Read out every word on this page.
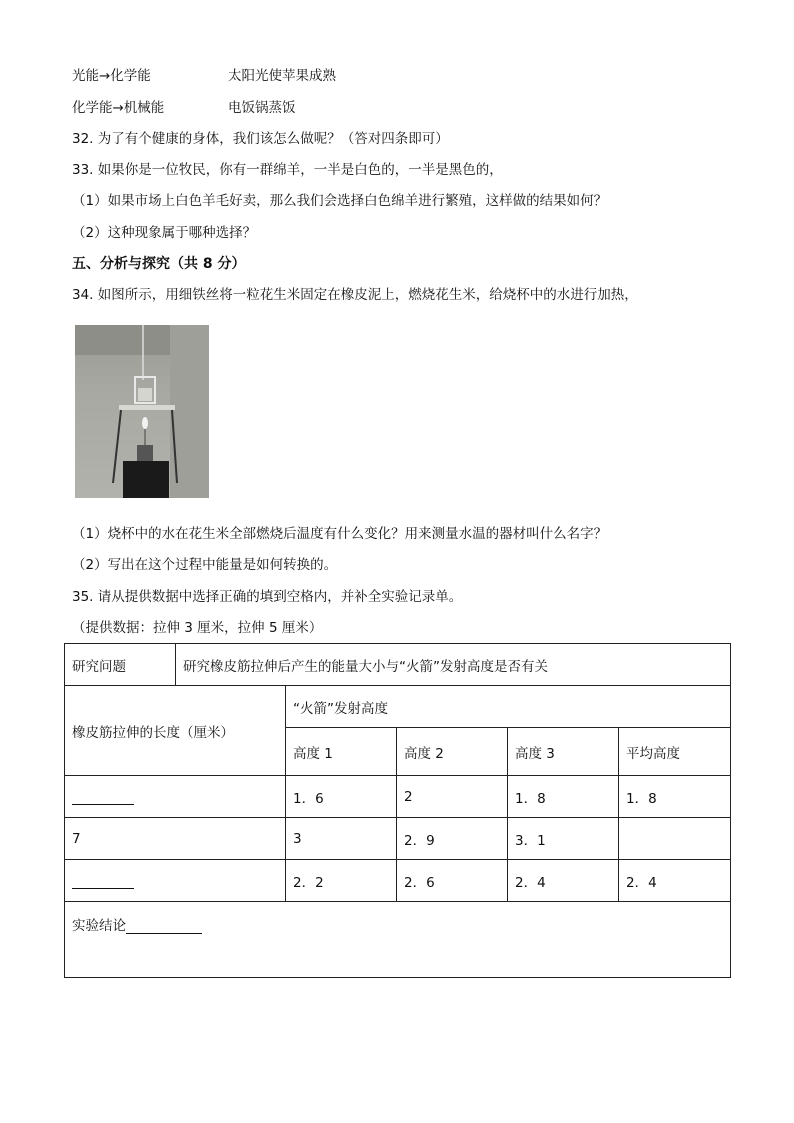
光能→化学能	太阳光使苹果成熟
化学能→机械能	电饭锅蒸饭
32. 为了有个健康的身体，我们该怎么做呢？（答对四条即可）
33. 如果你是一位牧民，你有一群绵羊，一半是白色的，一半是黑色的，
（1）如果市场上白色羊毛好卖，那么我们会选择白色绵羊进行繁殖，这样做的结果如何？
（2）这种现象属于哪种选择？
五、分析与探究（共 8 分）
34. 如图所示，用细铁丝将一粒花生米固定在橡皮泥上，燃烧花生米，给烧杯中的水进行加热，
（1）烧杯中的水在花生米全部燃烧后温度有什么变化？用来测量水温的器材叫什么名字？
（2）写出在这个过程中能量是如何转换的。
35. 请从提供数据中选择正确的填到空格内，并补全实验记录单。
（提供数据：拉伸 3 厘米，拉伸 5 厘米）
研究问题	研究橡皮筋拉伸后产生的能量大小与“火箭”发射高度是否有关				
橡皮筋拉伸的长度（厘米）		“火箭”发射高度			
		高度 1	高度 2	高度 3	平均高度
		1．6	2	1．8	1．8
7		3	2．9	3．1	
		2．2	2．6	2．4	2．4
实验结论					
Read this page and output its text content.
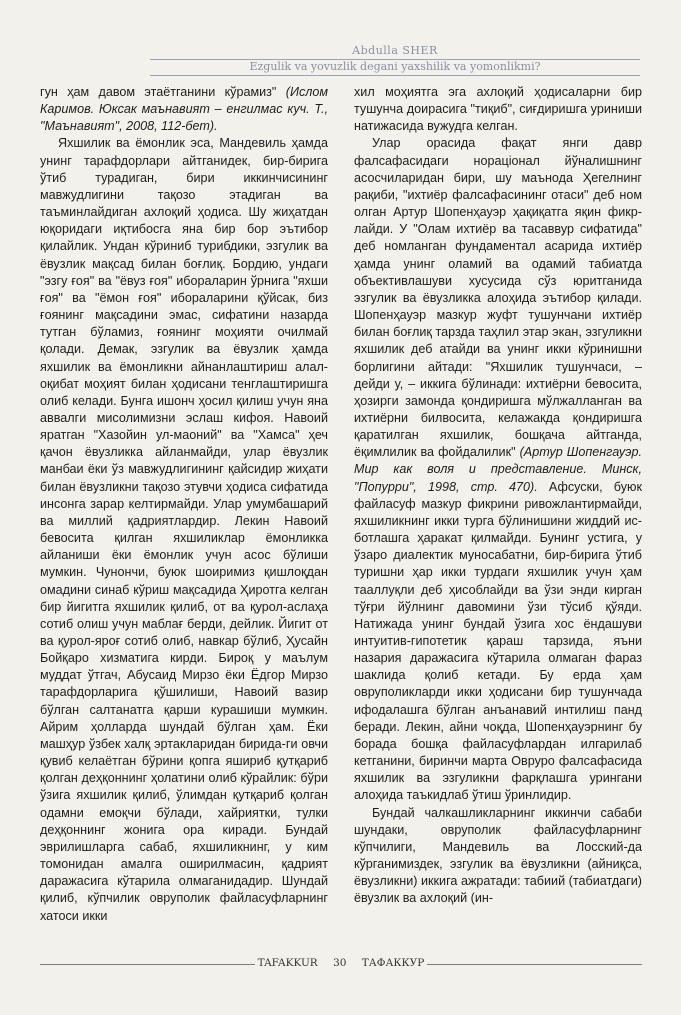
Abdulla SHER
Ezgulik va yovuzlik degani yaxshilik va yomonlikmi?

гун ҳам давом этаётганини кўрамиз" (Ислом Каримов. Юксак маънавият – енгилмас куч. Т., "Маънавият", 2008, 112-бет).

Яхшилик ва ёмонлик эса, Мандевиль ҳамда унинг тарафдорлари айтганидек, бир-бирига ўтиб турадиган, бири иккинчисининг мавжудлигини тақозо этадиган ва таъминлайдиган ахлоқий ҳодиса. Шу жиҳатдан юқоридаги иқтибосга яна бир бор эътибор қилайлик. Ундан кўриниб турибдики, эзгулик ва ёвузлик мақсад билан боғлиқ. Бордию, ундаги "эзгу ғоя" ва "ёвуз ғоя" ибораларин ўрнига "яхши ғоя" ва "ёмон ғоя" ибораларини қўйсак, биз ғоянинг мақсадини эмас, сифатини назарда тутган бўламиз, ғоянинг моҳияти очилмай қолади. Демак, эзгулик ва ёвузлик ҳамда яхшилик ва ёмонликни айнанлаштириш алал-оқибат моҳият билан ҳодисани тенглаштиришга олиб келади. Бунга ишонч ҳосил қилиш учун яна аввалги мисолимизни эслаш кифоя. Навоий яратган "Хазойин ул-маоний" ва "Хамса" ҳеч қачон ёвузликка айланмайди, улар ёвузлик манбаи ёки ўз мавжудлигининг қайсидир жиҳати билан ёвузликни тақозо этувчи ҳодиса сифатида инсонга зарар келтирмайди. Улар умумбашарий ва миллий қадриятлардир. Лекин Навоий бевосита қилган яхшиликлар ёмонликка айланиши ёки ёмонлик учун асос бўлиши мумкин. Чунончи, буюк шоиримиз қишлоқдан омадини синаб кўриш мақсадида Ҳиротга келган бир йигитга яхшилик қилиб, от ва қурол-аслаҳа сотиб олиш учун маблағ берди, дейлик. Йигит от ва қурол-яроғ сотиб олиб, навкар бўлиб, Ҳусайн Бойқаро хизматига кирди. Бироқ у маълум муддат ўтгач, Абусаид Мирзо ёки Ёдгор Мирзо тарафдорларига қўшилиши, Навоий вазир бўлган салтанатга қарши курашиши мумкин. Айрим ҳолларда шундай бўлган ҳам. Ёки машҳур ўзбек халқ эртакларидан бирида-ги овчи қувиб келаётган бўрини қопга яшириб қутқариб қолган деҳқоннинг ҳолатини олиб кўрайлик: бўри ўзига яхшилик қилиб, ўлимдан қутқариб қолган одамни емоқчи бўлади, хайриятки, тулки деҳқоннинг жонига ора киради. Бундай эврилишларга сабаб, яхшиликнинг, у ким томонидан амалга оширилмасин, қадрият даражасига кўтарила олмаганидадир. Шундай қилиб, кўпчилик овруполик файласуфларнинг хатоси икки

хил моҳиятга эга ахлоқий ҳодисаларни бир тушунча доирасига "тиқиб", сиғдиришга уриниши натижасида вужудга келган.

Улар орасида фақат янги давр фалсафасидаги нораціонал йўналишнинг асосчиларидан бири, шу маънода Ҳегелнинг рақиби, "ихтиёр фалсафасининг отаси" деб ном олган Артур Шопенҳауэр ҳақиқатга яқин фикр-лайди. У "Олам ихтиёр ва тасаввур сифатида" деб номланган фундаментал асарида ихтиёр ҳамда унинг оламий ва одамий табиатда объективлашуви хусусида сўз юритганида эзгулик ва ёвузликка алоҳида эътибор қилади. Шопенҳауэр мазкур жуфт тушунчани ихтиёр билан боғлиқ тарзда таҳлил этар экан, эзгуликни яхшилик деб атайди ва унинг икки кўринишни борлигини айтади: "Яхшилик тушунчаси, – дейди у, – иккига бўлинади: ихтиёрни бевосита, ҳозирги замонда қондиришга мўлжалланган ва ихтиёрни билвосита, келажакда қондиришга қаратилган яхшилик, бошқача айтганда, ёқимлилик ва фойдалилик" (Артур Шопенгауэр. Мир как воля и представление. Минск, "Попурри", 1998, стр. 470). Афсуски, буюк файласуф мазкур фикрини ривожлантирмайди, яхшиликнинг икки турга бўлинишини жиддий ис-ботлашга ҳаракат қилмайди. Бунинг устига, у ўзаро диалектик муносабатни, бир-бирига ўтиб туришни ҳар икки турдаги яхшилик учун ҳам тааллуқли деб ҳисоблайди ва ўзи энди кирган тўғри йўлнинг давомини ўзи тўсиб қўяди. Натижада унинг бундай ўзига хос ёндашуви интуитив-гипотетик қараш тарзида, яъни назария даражасига кўтарила олмаган фараз шаклида қолиб кетади. Бу ерда ҳам овруполикларди икки ҳодисани бир тушунчада ифодалашга бўлган анъанавий интилиш панд беради. Лекин, айни чоқда, Шопенҳауэрнинг бу борада бошқа файласуфлардан илгарилаб кетганини, биринчи марта Овруро фалсафасида яхшилик ва эзгуликни фарқлашга урингани алоҳида таъкидлаб ўтиш ўринлидир.

Бундай чалкашликларнинг иккинчи сабаби шундаки, овруполик файласуфларнинг кўпчилиги, Мандевиль ва Лосский-да кўрганимиздек, эзгулик ва ёвузликни (айниқса, ёвузликни) иккига ажратади: табиий (табиатдаги) ёвузлик ва ахлоқий (ин-

TAFAKKUR 30 ТАФАККУР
##############################
■ **TASK PROMPT**
Filter the listing for the word "иккига" and copy every line that holds it.

■ **TASK SOLUTION**
Улар орасида фақат янги давр фалсафасидаги нораціонал йўналишнинг асосчиларидан бири, шу маънода Ҳегелнинг рақиби, "ихтиёр фалсафасининг отаси" деб ном олган Артур Шопенҳауэр ҳақиқатга яқин фикр-лайди. У "Олам ихтиёр ва тасаввур сифатида" деб номланган фундаментал асарида ихтиёр ҳамда унинг оламий ва одамий табиатда объективлашуви хусусида сўз юритганида эзгулик ва ёвузликка алоҳида эътибор қилади. Шопенҳауэр мазкур жуфт тушунчани ихтиёр билан боғлиқ тарзда таҳлил этар экан, эзгуликни яхшилик деб атайди ва унинг икки кўринишни борлигини айтади: "Яхшилик тушунчаси, – дейди у, – иккига бўлинади: ихтиёрни бевосита, ҳозирги замонда қондиришга мўлжалланган ва ихтиёрни билвосита, келажакда қондиришга қаратилган яхшилик, бошқача айтганда, ёқимлилик ва фойдалилик" (Артур Шопенгауэр. Мир как воля и представление. Минск, "Попурри", 1998, стр. 470). Афсуски, буюк файласуф мазкур фикрини ривожлантирмайди, яхшиликнинг икки турга бўлинишини жиддий ис-ботлашга ҳаракат қилмайди. Бунинг устига, у ўзаро диалектик муносабатни, бир-бирига ўтиб туришни ҳар икки турдаги яхшилик учун ҳам тааллуқли деб ҳисоблайди ва ўзи энди кирган тўғри йўлнинг давомини ўзи тўсиб қўяди. Натижада унинг бундай ўзига хос ёндашуви интуитив-гипотетик қараш тарзида, яъни назария даражасига кўтарила олмаган фараз шаклида қолиб кетади. Бу ерда ҳам овруполикларди икки ҳодисани бир тушунчада ифодалашга бўлган анъанавий интилиш панд беради. Лекин, айни чоқда, Шопенҳауэрнинг бу борада бошқа файласуфлардан илгарилаб кетганини, биринчи марта Овруро фалсафасида яхшилик ва эзгуликни фарқлашга урингани алоҳида таъкидлаб ўтиш ўринлидир.
Бундай чалкашликларнинг иккинчи сабаби шундаки, овруполик файласуфларнинг кўпчилиги, Мандевиль ва Лосский-да кўрганимиздек, эзгулик ва ёвузликни (айниқса, ёвузликни) иккига ажратади: табиий (табиатдаги) ёвузлик ва ахлоқий (ин-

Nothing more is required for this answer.